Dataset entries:

----------

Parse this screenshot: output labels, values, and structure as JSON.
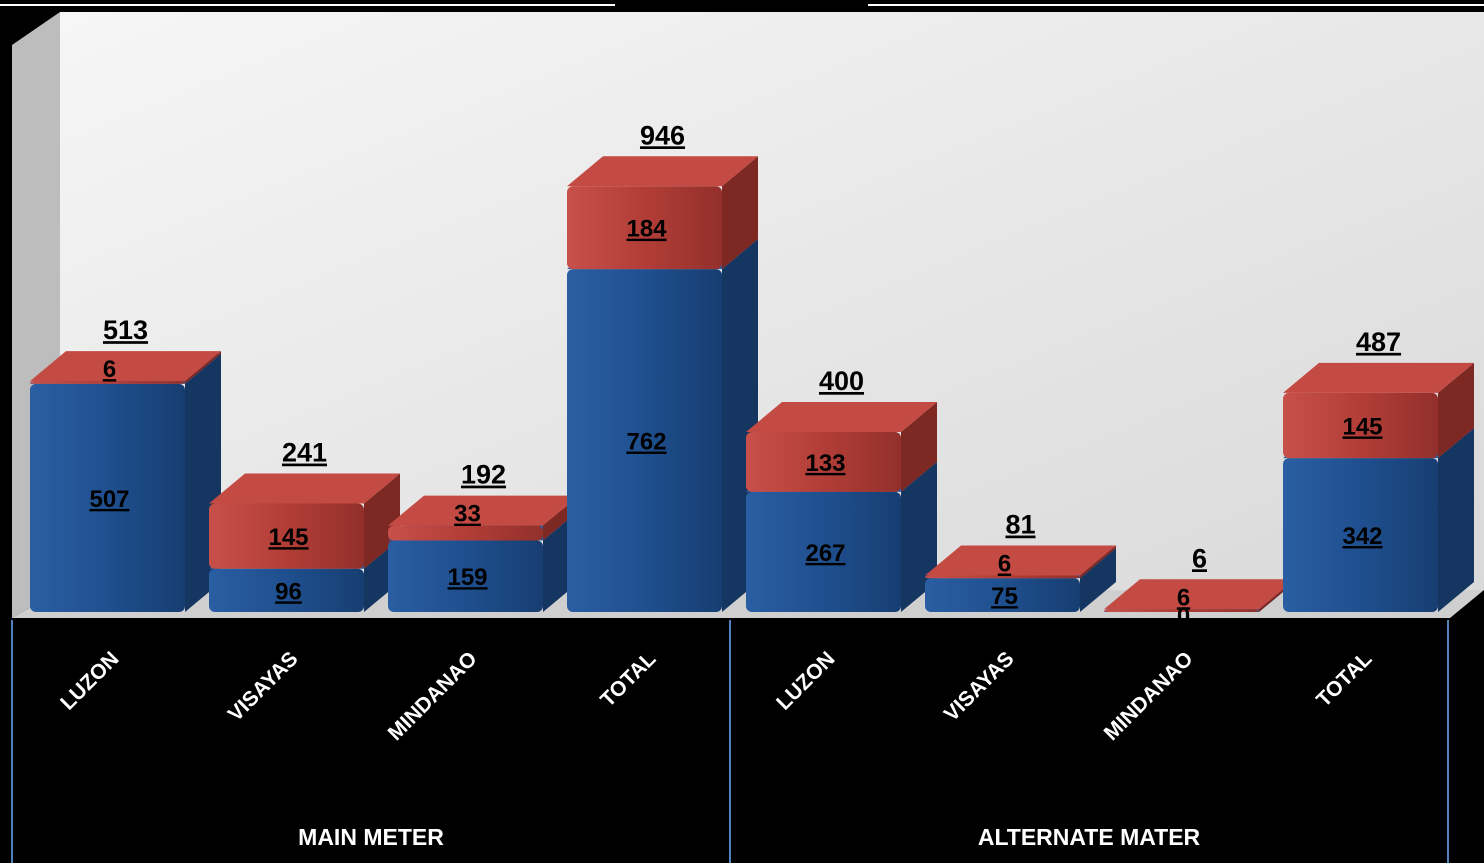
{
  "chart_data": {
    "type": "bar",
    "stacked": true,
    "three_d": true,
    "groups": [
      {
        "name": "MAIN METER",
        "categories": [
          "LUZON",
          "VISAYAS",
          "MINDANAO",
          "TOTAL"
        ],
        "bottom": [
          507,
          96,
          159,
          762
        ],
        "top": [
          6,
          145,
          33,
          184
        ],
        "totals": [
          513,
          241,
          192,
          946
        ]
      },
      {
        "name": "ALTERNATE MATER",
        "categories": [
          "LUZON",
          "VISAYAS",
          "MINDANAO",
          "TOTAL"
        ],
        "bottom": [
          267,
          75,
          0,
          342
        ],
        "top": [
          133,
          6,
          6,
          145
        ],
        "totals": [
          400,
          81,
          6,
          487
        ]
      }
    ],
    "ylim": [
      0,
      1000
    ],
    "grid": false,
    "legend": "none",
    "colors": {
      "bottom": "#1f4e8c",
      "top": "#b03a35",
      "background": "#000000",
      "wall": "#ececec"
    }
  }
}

----------

- What you are asked to do -
Quote the material in full and exactly; do not carry over its pictures.

- The output -
Parse this screenshot: output labels, values, and structure as JSON.
{
  "chart_data": {
    "type": "bar",
    "stacked": true,
    "three_d": true,
    "groups": [
      {
        "name": "MAIN METER",
        "categories": [
          "LUZON",
          "VISAYAS",
          "MINDANAO",
          "TOTAL"
        ],
        "bottom": [
          507,
          96,
          159,
          762
        ],
        "top": [
          6,
          145,
          33,
          184
        ],
        "totals": [
          513,
          241,
          192,
          946
        ]
      },
      {
        "name": "ALTERNATE MATER",
        "categories": [
          "LUZON",
          "VISAYAS",
          "MINDANAO",
          "TOTAL"
        ],
        "bottom": [
          267,
          75,
          0,
          342
        ],
        "top": [
          133,
          6,
          6,
          145
        ],
        "totals": [
          400,
          81,
          6,
          487
        ]
      }
    ],
    "ylim": [
      0,
      1000
    ],
    "grid": false,
    "legend": "none",
    "colors": {
      "bottom": "#1f4e8c",
      "top": "#b03a35",
      "background": "#000000",
      "wall": "#ececec"
    }
  }
}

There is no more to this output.